* CHALLENGE *
Read the records below and copy each line that contains "icon".

BEGIN PROVIDED RECORDS

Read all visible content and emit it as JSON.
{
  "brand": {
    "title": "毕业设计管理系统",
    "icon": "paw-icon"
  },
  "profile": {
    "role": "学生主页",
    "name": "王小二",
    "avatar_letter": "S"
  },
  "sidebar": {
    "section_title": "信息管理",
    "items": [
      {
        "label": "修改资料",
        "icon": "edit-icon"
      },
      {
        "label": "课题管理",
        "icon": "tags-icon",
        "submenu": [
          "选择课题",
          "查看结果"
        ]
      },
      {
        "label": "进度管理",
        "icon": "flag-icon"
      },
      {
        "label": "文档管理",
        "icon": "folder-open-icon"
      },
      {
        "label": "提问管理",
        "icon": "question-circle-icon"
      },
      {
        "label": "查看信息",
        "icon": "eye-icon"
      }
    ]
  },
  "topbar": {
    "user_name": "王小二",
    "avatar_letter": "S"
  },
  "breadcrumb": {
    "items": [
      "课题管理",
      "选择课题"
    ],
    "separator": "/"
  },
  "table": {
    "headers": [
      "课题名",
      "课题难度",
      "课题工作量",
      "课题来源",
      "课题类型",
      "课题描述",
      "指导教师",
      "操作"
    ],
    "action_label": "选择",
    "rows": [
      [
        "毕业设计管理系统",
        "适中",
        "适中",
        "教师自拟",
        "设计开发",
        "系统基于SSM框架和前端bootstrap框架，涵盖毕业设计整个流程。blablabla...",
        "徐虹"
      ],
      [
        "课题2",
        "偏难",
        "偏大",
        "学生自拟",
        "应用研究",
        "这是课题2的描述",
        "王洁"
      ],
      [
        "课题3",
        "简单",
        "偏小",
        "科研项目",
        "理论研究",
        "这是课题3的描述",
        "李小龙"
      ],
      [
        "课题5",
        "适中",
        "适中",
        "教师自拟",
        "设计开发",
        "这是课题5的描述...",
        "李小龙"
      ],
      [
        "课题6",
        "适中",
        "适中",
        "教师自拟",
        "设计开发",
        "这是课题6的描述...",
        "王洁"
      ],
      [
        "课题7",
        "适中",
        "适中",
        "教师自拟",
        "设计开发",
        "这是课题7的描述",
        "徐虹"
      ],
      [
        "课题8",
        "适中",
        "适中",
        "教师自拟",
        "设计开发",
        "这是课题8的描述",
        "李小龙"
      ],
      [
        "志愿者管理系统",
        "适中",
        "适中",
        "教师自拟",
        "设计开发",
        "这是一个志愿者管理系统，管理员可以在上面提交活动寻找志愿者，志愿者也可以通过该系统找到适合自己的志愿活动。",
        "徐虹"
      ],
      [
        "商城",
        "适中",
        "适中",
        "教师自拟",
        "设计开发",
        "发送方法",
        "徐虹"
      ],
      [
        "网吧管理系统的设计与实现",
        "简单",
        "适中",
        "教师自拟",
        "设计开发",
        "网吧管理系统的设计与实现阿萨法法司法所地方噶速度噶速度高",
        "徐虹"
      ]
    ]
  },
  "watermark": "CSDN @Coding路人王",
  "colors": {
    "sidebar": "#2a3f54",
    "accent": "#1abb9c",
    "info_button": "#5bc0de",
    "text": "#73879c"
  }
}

END PROVIDED RECORDS

* ANSWER TO THE PROBLEM *
    "icon": "paw-icon"
        "icon": "edit-icon"
        "icon": "tags-icon",
        "icon": "flag-icon"
        "icon": "folder-open-icon"
        "icon": "question-circle-icon"
        "icon": "eye-icon"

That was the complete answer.